*RECORDS SHOWN*

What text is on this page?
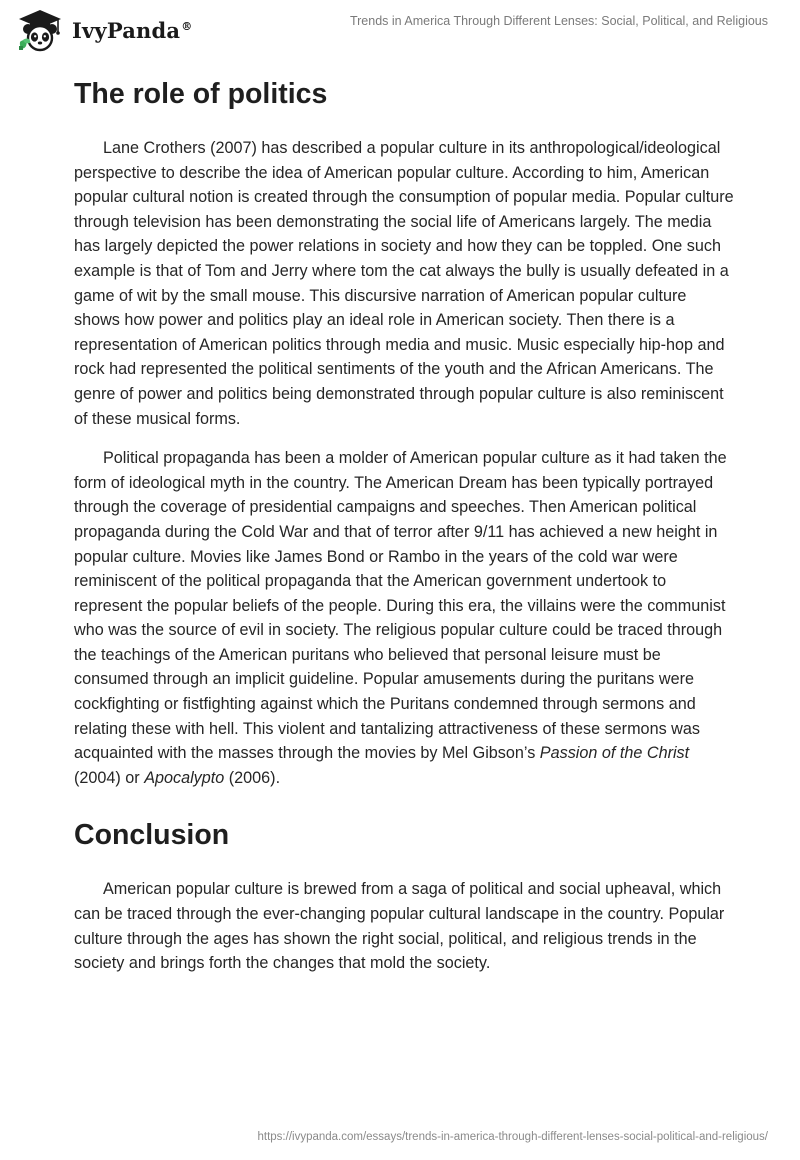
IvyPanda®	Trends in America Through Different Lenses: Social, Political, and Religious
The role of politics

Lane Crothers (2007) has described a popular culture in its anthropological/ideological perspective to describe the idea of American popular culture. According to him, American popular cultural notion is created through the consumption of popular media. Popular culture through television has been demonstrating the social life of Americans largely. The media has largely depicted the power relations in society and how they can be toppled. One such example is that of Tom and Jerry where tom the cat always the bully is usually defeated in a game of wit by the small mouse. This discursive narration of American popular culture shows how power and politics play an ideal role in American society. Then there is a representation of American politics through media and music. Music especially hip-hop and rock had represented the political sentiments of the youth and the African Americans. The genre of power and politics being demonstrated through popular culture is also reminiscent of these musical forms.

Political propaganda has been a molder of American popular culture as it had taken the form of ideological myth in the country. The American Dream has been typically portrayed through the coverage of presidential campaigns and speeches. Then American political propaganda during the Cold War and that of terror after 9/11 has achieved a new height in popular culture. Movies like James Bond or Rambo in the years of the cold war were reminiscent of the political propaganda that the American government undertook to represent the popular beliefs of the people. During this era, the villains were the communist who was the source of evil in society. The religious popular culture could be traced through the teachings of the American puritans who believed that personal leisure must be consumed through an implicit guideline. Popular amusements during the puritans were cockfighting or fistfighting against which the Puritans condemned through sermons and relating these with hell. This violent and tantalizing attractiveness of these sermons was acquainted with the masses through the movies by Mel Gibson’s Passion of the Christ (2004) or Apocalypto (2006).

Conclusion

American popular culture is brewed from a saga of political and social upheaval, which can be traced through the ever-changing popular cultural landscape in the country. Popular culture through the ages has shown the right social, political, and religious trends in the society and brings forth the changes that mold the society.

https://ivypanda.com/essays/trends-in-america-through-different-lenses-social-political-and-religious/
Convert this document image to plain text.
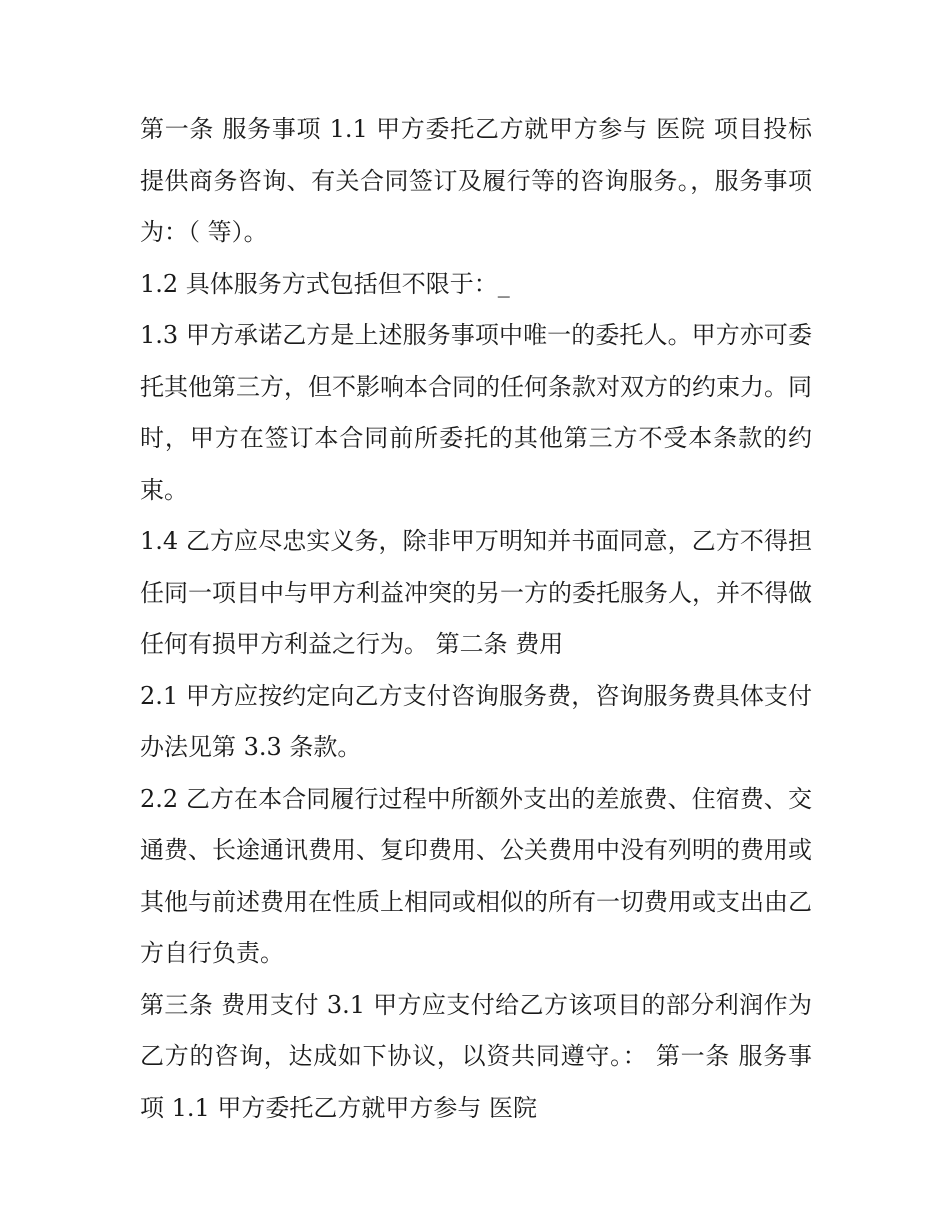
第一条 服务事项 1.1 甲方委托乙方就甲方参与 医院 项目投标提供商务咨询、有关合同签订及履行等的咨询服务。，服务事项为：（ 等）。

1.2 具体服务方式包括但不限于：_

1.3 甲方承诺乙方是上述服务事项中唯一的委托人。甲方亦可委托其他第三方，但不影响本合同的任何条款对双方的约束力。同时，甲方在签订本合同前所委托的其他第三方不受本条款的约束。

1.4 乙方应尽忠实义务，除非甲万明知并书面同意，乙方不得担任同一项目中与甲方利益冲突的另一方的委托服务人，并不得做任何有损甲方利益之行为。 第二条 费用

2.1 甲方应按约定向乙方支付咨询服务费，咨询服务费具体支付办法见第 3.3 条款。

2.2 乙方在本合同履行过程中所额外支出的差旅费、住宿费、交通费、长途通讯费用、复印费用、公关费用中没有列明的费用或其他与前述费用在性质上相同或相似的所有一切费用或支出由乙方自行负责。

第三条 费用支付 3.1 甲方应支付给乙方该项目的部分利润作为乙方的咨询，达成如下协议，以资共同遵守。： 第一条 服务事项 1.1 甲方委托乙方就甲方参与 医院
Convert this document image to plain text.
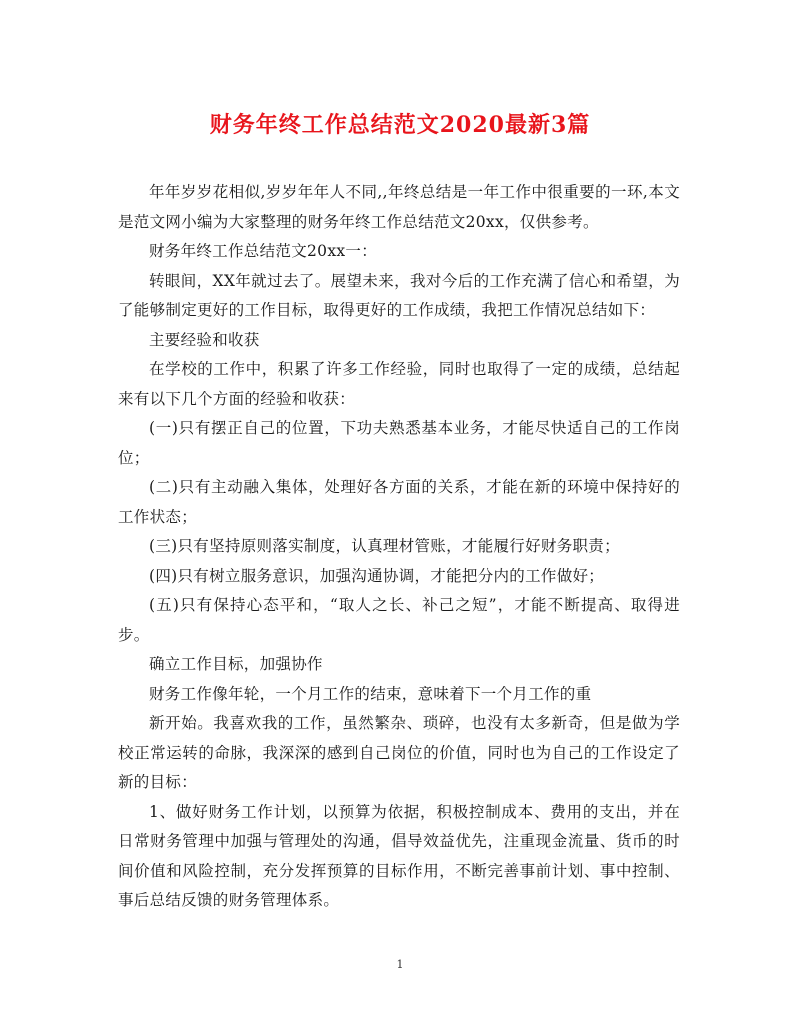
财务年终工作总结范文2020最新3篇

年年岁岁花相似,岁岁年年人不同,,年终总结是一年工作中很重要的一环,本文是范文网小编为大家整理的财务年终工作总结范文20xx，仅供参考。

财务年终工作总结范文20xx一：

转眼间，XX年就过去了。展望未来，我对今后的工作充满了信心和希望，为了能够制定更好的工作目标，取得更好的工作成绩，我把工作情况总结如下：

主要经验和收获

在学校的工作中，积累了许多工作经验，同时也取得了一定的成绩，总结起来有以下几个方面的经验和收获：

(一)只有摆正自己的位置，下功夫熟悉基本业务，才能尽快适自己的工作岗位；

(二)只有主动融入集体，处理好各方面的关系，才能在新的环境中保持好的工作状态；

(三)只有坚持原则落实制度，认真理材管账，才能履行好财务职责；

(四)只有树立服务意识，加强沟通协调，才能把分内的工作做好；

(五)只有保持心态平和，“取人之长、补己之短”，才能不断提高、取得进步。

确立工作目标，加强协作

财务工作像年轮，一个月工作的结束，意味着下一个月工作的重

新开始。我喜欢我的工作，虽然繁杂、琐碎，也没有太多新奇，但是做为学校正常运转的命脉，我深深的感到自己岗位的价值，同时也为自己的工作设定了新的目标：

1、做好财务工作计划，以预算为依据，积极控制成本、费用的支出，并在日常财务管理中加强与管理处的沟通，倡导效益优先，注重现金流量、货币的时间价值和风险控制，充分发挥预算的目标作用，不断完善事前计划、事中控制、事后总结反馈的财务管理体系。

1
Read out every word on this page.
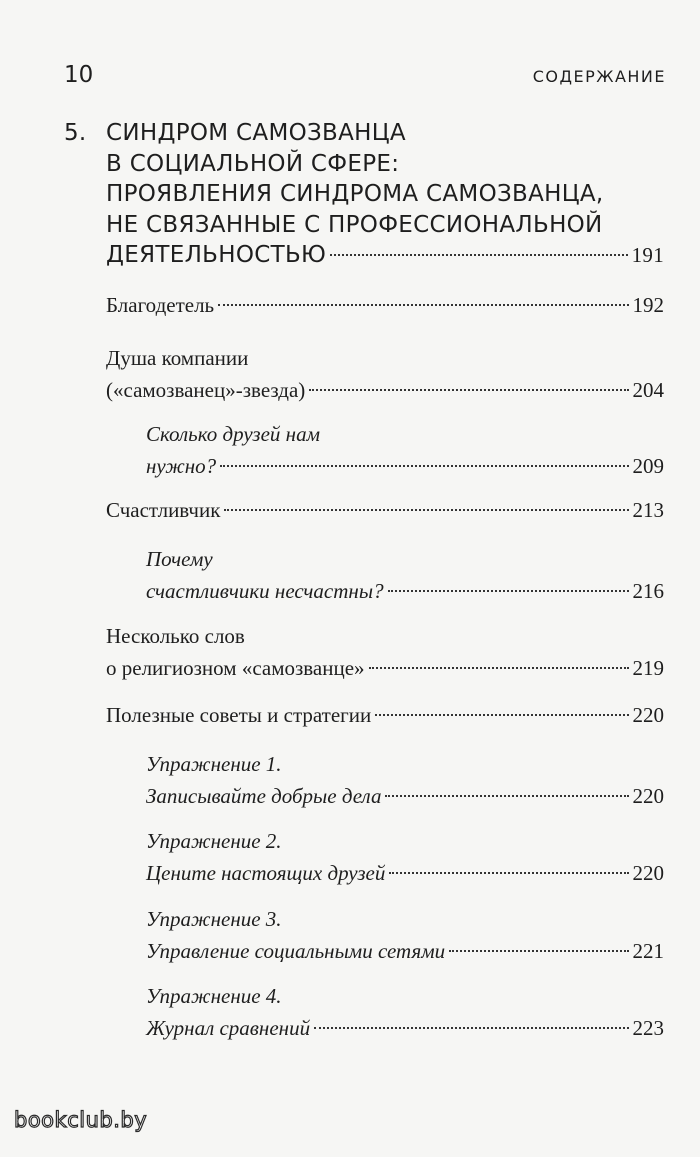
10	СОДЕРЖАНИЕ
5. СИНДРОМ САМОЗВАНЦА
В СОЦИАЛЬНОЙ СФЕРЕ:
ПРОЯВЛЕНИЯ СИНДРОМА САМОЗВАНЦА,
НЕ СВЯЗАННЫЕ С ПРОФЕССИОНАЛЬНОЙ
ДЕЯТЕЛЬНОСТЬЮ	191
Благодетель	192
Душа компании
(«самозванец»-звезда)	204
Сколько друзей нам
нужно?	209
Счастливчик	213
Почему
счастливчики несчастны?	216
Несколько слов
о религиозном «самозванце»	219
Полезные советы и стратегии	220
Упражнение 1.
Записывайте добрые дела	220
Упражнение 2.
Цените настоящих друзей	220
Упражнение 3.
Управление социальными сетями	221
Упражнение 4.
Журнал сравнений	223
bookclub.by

*EXERCISE GOAL*
Omit every picture, then repeat the remaining data exactly as it appears above.

*TASK RESPONSE*
What text is on this page?
IvyPanda®	Trends in America Through Different Lenses: Social, Political, and Religious
The role of politics

Lane Crothers (2007) has described a popular culture in its anthropological/ideological perspective to describe the idea of American popular culture. According to him, American popular cultural notion is created through the consumption of popular media. Popular culture through television has been demonstrating the social life of Americans largely. The media has largely depicted the power relations in society and how they can be toppled. One such example is that of Tom and Jerry where tom the cat always the bully is usually defeated in a game of wit by the small mouse. This discursive narration of American popular culture shows how power and politics play an ideal role in American society. Then there is a representation of American politics through media and music. Music especially hip-hop and rock had represented the political sentiments of the youth and the African Americans. The genre of power and politics being demonstrated through popular culture is also reminiscent of these musical forms.

Political propaganda has been a molder of American popular culture as it had taken the form of ideological myth in the country. The American Dream has been typically portrayed through the coverage of presidential campaigns and speeches. Then American political propaganda during the Cold War and that of terror after 9/11 has achieved a new height in popular culture. Movies like James Bond or Rambo in the years of the cold war were reminiscent of the political propaganda that the American government undertook to represent the popular beliefs of the people. During this era, the villains were the communist who was the source of evil in society. The religious popular culture could be traced through the teachings of the American puritans who believed that personal leisure must be consumed through an implicit guideline. Popular amusements during the puritans were cockfighting or fistfighting against which the Puritans condemned through sermons and relating these with hell. This violent and tantalizing attractiveness of these sermons was acquainted with the masses through the movies by Mel Gibson’s Passion of the Christ (2004) or Apocalypto (2006).

Conclusion

American popular culture is brewed from a saga of political and social upheaval, which can be traced through the ever-changing popular cultural landscape in the country. Popular culture through the ages has shown the right social, political, and religious trends in the society and brings forth the changes that mold the society.

https://ivypanda.com/essays/trends-in-america-through-different-lenses-social-political-and-religious/
Convert this document image to plain text.
第一条 服务事项 1.1 甲方委托乙方就甲方参与 医院 项目投标提供商务咨询、有关合同签订及履行等的咨询服务。，服务事项为：（ 等）。

1.2 具体服务方式包括但不限于：_

1.3 甲方承诺乙方是上述服务事项中唯一的委托人。甲方亦可委托其他第三方，但不影响本合同的任何条款对双方的约束力。同时，甲方在签订本合同前所委托的其他第三方不受本条款的约束。

1.4 乙方应尽忠实义务，除非甲万明知并书面同意，乙方不得担任同一项目中与甲方利益冲突的另一方的委托服务人，并不得做任何有损甲方利益之行为。 第二条 费用

2.1 甲方应按约定向乙方支付咨询服务费，咨询服务费具体支付办法见第 3.3 条款。

2.2 乙方在本合同履行过程中所额外支出的差旅费、住宿费、交通费、长途通讯费用、复印费用、公关费用中没有列明的费用或其他与前述费用在性质上相同或相似的所有一切费用或支出由乙方自行负责。

第三条 费用支付 3.1 甲方应支付给乙方该项目的部分利润作为乙方的咨询，达成如下协议，以资共同遵守。： 第一条 服务事项 1.1 甲方委托乙方就甲方参与 医院
Convert this document image to plain text.
财务年终工作总结范文2020最新3篇

年年岁岁花相似,岁岁年年人不同,,年终总结是一年工作中很重要的一环,本文是范文网小编为大家整理的财务年终工作总结范文20xx，仅供参考。

财务年终工作总结范文20xx一：

转眼间，XX年就过去了。展望未来，我对今后的工作充满了信心和希望，为了能够制定更好的工作目标，取得更好的工作成绩，我把工作情况总结如下：

主要经验和收获

在学校的工作中，积累了许多工作经验，同时也取得了一定的成绩，总结起来有以下几个方面的经验和收获：

(一)只有摆正自己的位置，下功夫熟悉基本业务，才能尽快适自己的工作岗位；

(二)只有主动融入集体，处理好各方面的关系，才能在新的环境中保持好的工作状态；

(三)只有坚持原则落实制度，认真理材管账，才能履行好财务职责；

(四)只有树立服务意识，加强沟通协调，才能把分内的工作做好；

(五)只有保持心态平和，“取人之长、补己之短”，才能不断提高、取得进步。

确立工作目标，加强协作

财务工作像年轮，一个月工作的结束，意味着下一个月工作的重

新开始。我喜欢我的工作，虽然繁杂、琐碎，也没有太多新奇，但是做为学校正常运转的命脉，我深深的感到自己岗位的价值，同时也为自己的工作设定了新的目标：

1、做好财务工作计划，以预算为依据，积极控制成本、费用的支出，并在日常财务管理中加强与管理处的沟通，倡导效益优先，注重现金流量、货币的时间价值和风险控制，充分发挥预算的目标作用，不断完善事前计划、事中控制、事后总结反馈的财务管理体系。

1
Read out every word on this page.
10	СОДЕРЖАНИЕ
5. СИНДРОМ САМОЗВАНЦА
В СОЦИАЛЬНОЙ СФЕРЕ:
ПРОЯВЛЕНИЯ СИНДРОМА САМОЗВАНЦА,
НЕ СВЯЗАННЫЕ С ПРОФЕССИОНАЛЬНОЙ
ДЕЯТЕЛЬНОСТЬЮ	191
Благодетель	192
Душа компании
(«самозванец»-звезда)	204
Сколько друзей нам
нужно?	209
Счастливчик	213
Почему
счастливчики несчастны?	216
Несколько слов
о религиозном «самозванце»	219
Полезные советы и стратегии	220
Упражнение 1.
Записывайте добрые дела	220
Упражнение 2.
Цените настоящих друзей	220
Упражнение 3.
Управление социальными сетями	221
Упражнение 4.
Журнал сравнений	223
bookclub.by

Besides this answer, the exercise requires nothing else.